Task requirements
A – From the article on Russian spying against the United States, pull out the passage starting at "(note by Jeffrey" and ending at "American Bar Association.", copied word for word.
B – Extend the article on Russian intelligence efforts against the United States, picking up right after its final sentence.

Text shown
Tuesday, April 03, 2007

Russia poses Cold War-scale intel threat: official

by David Morgan

(note by Jeffrey Robbins, And you thought they were an ally? Note the hedge at the end of the article by speaker...why shouldn't we consider them potential immediate threat in large scope of operating through agent countries they supply?)

WASHINGTON (Reuters) - Russian efforts to obtain secrets on U.S. political and military decision-making have reached levels not seen since the Cold War, the top U.S. counterintelligence official said on Thursday.
Joel Brenner, the Bush administration's National Counterintelligence Executive, said a new intensive assault by Moscow is intent on gaining insights into "the upper echelon of U.S. decision-making" rather than stealing secrets about sensitive U.S. technology.
"The Russians are back to Cold War levels in their efforts against the United States," he said in a speech to the American Bar Association.

Supplied material
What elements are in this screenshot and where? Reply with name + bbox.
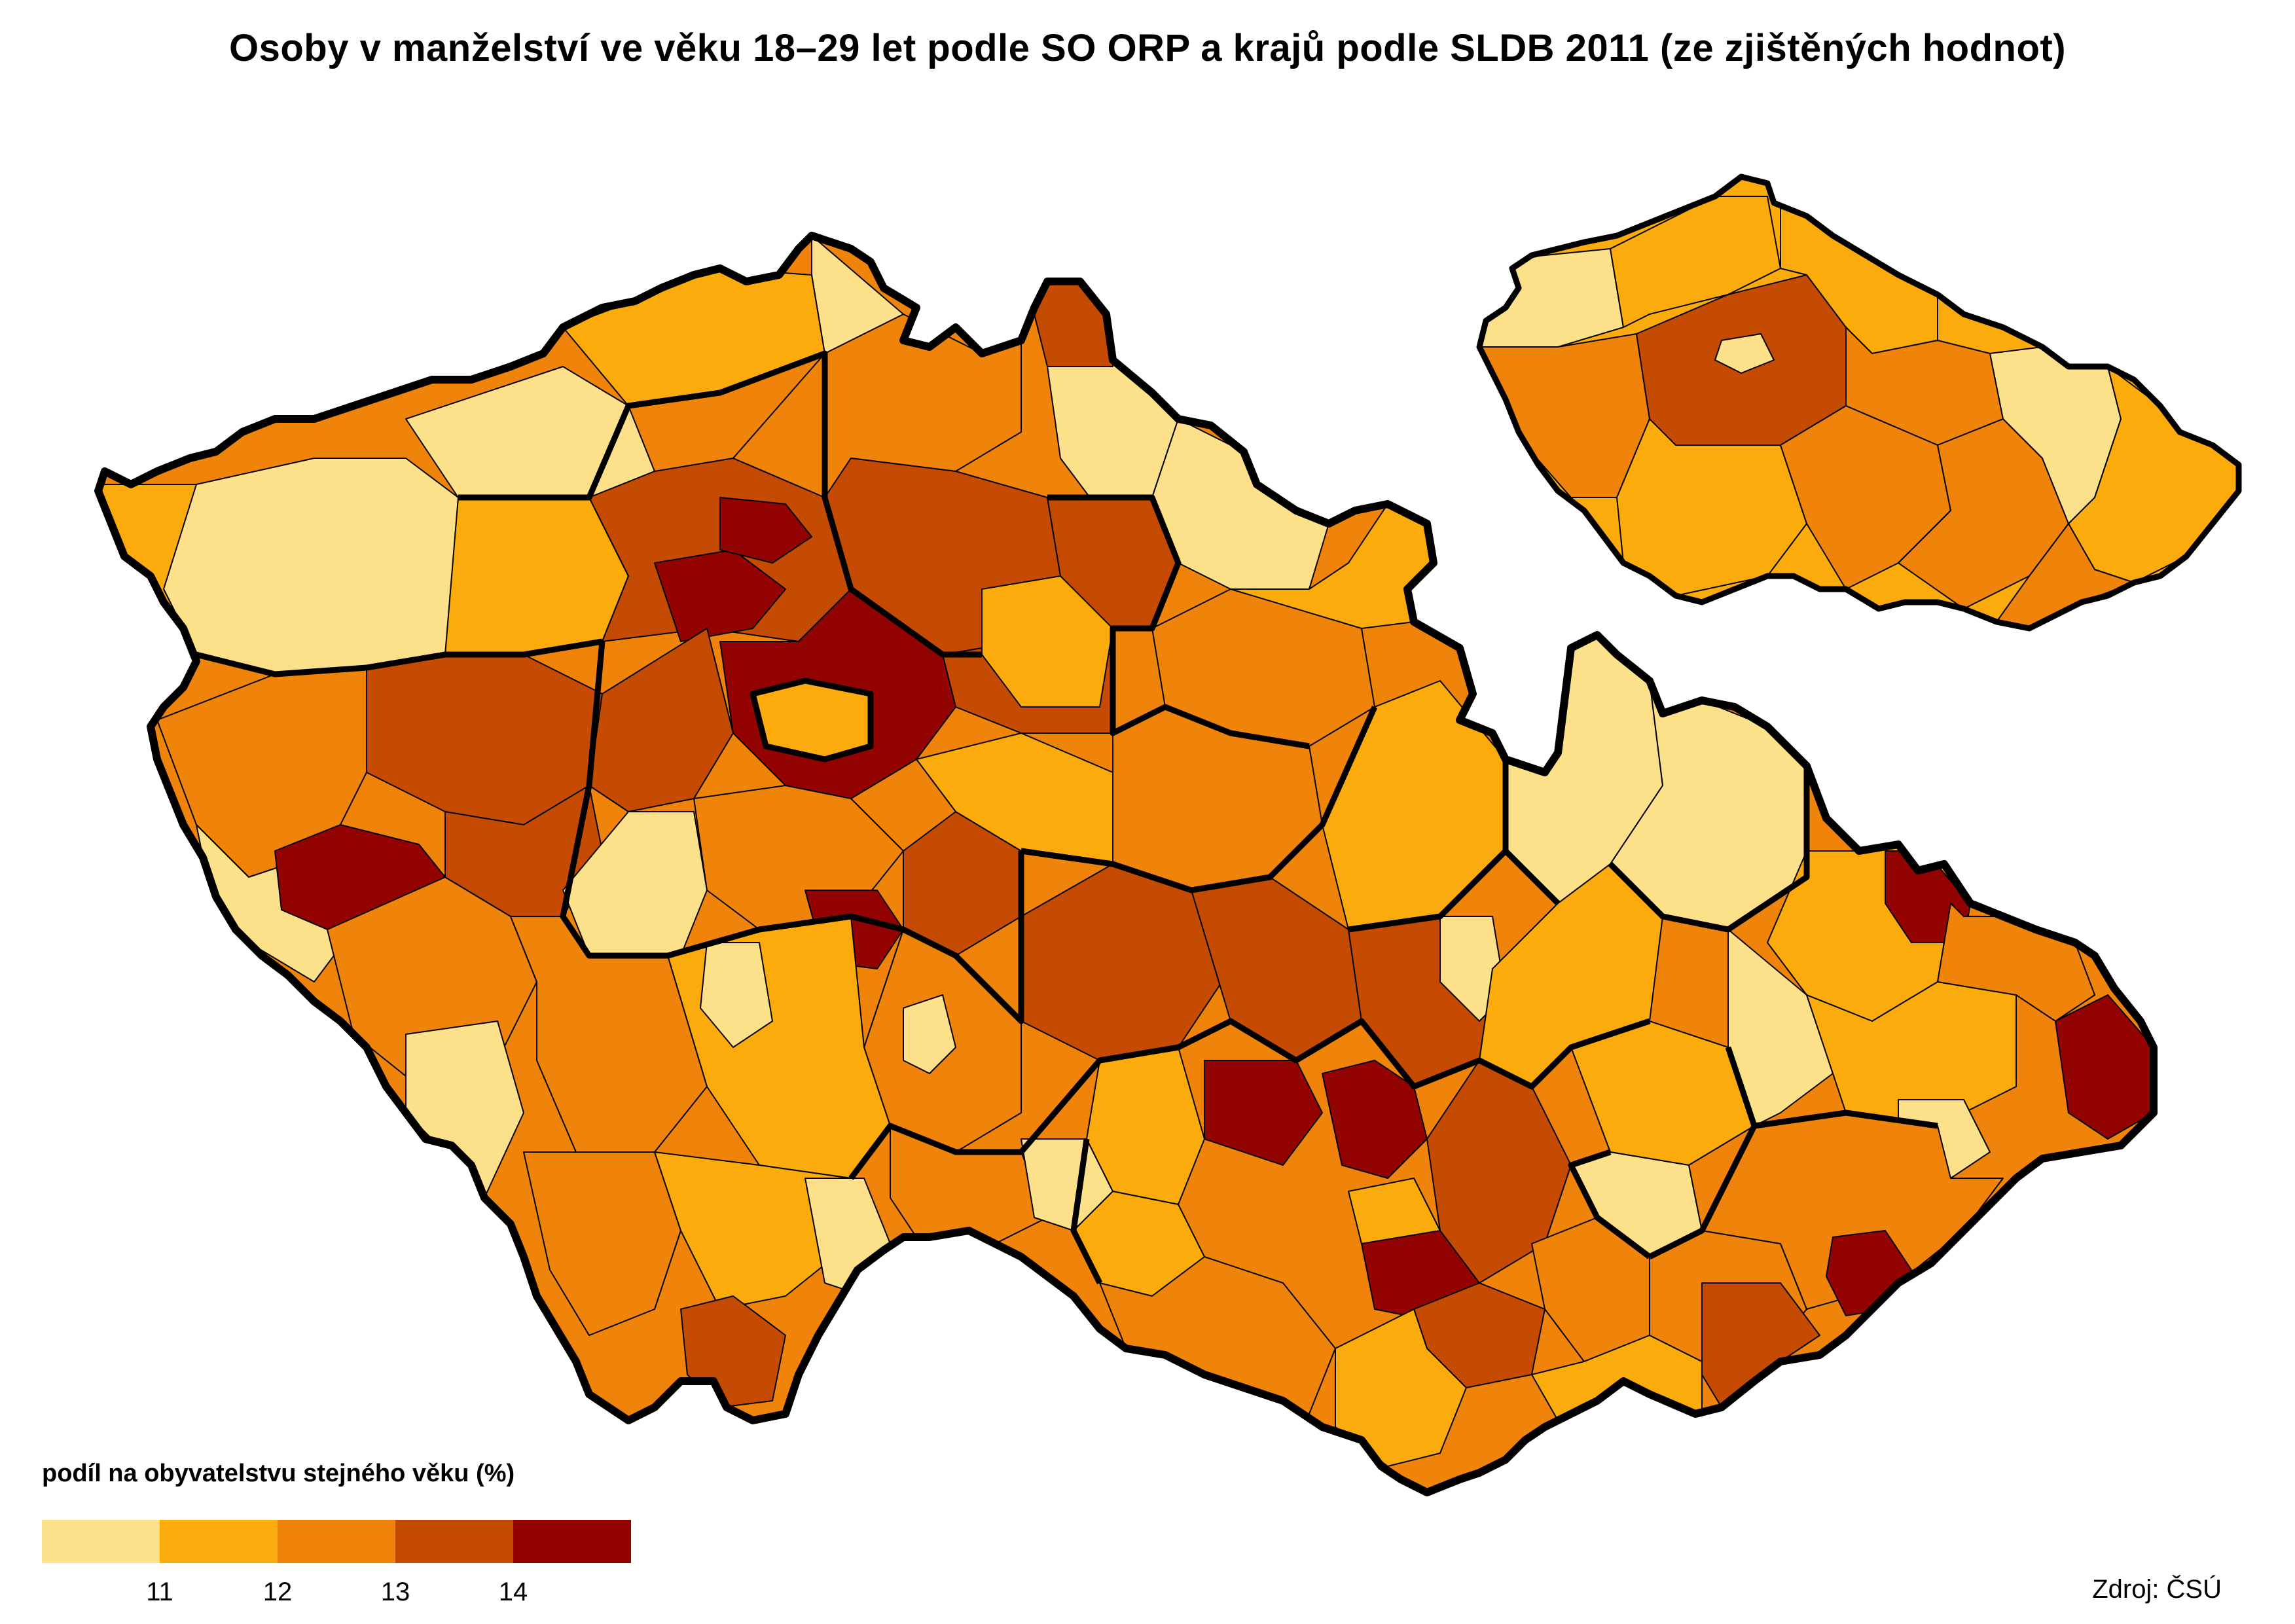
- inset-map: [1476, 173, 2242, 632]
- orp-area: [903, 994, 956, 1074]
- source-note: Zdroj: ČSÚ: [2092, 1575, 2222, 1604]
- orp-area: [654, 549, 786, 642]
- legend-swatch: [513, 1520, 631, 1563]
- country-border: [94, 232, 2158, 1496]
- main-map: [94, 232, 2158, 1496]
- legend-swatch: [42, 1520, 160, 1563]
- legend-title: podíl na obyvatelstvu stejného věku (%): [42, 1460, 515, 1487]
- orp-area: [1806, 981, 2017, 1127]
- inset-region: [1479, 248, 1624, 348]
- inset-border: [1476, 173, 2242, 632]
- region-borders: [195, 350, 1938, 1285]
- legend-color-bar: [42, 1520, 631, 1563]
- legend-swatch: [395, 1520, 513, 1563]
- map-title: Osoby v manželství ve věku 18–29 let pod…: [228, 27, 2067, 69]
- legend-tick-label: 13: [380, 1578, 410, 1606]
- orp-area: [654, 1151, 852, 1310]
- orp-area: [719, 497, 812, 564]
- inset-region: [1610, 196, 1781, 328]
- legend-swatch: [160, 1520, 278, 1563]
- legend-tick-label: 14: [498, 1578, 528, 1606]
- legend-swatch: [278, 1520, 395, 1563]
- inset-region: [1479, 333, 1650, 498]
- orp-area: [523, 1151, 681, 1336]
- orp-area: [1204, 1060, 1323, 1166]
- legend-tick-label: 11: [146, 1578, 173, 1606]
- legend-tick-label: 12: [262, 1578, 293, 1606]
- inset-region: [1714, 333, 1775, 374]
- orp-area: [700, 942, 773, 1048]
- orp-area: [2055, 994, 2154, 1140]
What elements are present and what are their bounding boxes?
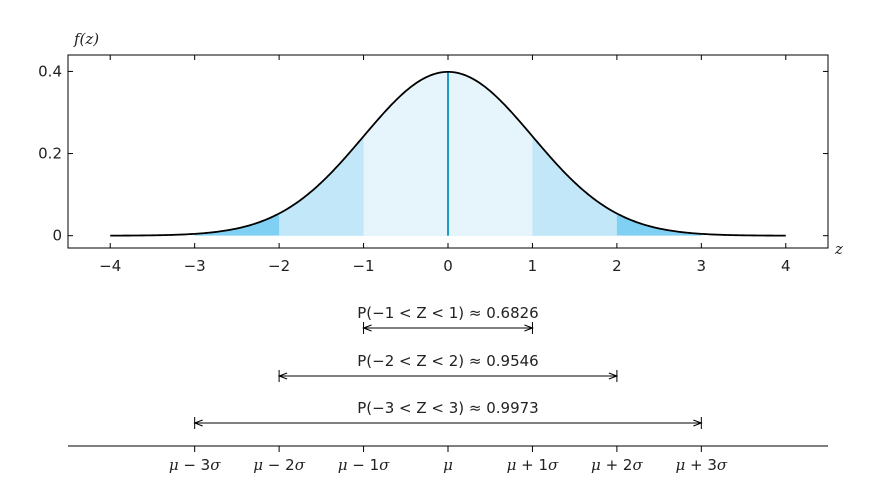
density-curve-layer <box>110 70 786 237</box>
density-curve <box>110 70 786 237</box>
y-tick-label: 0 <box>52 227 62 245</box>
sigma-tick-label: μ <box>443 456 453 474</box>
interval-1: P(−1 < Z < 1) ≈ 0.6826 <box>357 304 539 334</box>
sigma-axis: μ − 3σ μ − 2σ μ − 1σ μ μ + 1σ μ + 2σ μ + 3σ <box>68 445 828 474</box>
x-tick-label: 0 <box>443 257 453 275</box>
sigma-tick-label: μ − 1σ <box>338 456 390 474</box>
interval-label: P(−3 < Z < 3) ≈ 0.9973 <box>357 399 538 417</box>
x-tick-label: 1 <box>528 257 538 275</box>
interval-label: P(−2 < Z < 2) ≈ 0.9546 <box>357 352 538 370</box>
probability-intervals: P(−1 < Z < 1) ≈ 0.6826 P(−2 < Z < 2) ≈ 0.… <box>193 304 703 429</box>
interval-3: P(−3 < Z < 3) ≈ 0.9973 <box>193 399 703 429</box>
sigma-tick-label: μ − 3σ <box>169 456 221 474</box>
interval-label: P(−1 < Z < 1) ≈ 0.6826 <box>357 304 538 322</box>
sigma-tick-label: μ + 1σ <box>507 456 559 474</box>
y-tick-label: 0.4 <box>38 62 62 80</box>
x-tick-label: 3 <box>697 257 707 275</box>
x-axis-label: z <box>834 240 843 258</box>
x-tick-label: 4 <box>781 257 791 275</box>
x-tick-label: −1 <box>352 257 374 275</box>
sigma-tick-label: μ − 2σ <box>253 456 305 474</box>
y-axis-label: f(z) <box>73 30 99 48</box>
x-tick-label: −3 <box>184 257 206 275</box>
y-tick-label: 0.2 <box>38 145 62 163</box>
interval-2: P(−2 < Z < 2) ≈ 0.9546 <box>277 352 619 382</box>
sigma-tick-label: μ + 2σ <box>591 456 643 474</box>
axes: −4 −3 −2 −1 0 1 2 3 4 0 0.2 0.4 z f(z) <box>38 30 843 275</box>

Task-by-task outputs
A –
(note by Jeffrey Robbins, And you thought they were an ally? Note the hedge at the end of the article by speaker...why shouldn't we consider them potential immediate threat in large scope of operating through agent countries they supply?)

WASHINGTON (Reuters) - Russian efforts to obtain secrets on U.S. political and military decision-making have reached levels not seen since the Cold War, the top U.S. counterintelligence official said on Thursday.
Joel Brenner, the Bush administration's National Counterintelligence Executive, said a new intensive assault by Moscow is intent on gaining insights into "the upper echelon of U.S. decision-making" rather than stealing secrets about sensitive U.S. technology.
"The Russians are back to Cold War levels in their efforts against the United States," he said in a speech to the American Bar Association.

B –
Brenner, whose job is to oversee counterintelligence strategy and policy for U.S. intelligence czar Mike McConnell, did not provide details about suspected Russian intelligence operations in the United States. Sensitive counterintelligence activities are classified.
But he said Moscow appears less interested in U.S. commercial and military technology than other countries including China, which U.S. officials have described as the greatest counterintelligence threat facing the United States.
Brenner's remarks come at a time when Russian officials including President Vladimir Putin have become more openly confrontational about U.S. policy such as Washington's plan to deploy a missile defense system in Eastern Europe.
Putin, himself a former KGB official, accused the United States of trying to dominate the world in a February speech.
U.S. officials and independent analysts view Russia as a country determined to return to great power status it enjoyed during the Cold War, largely through its oil wealth and the reconstitution of its military and intelligence capabilities.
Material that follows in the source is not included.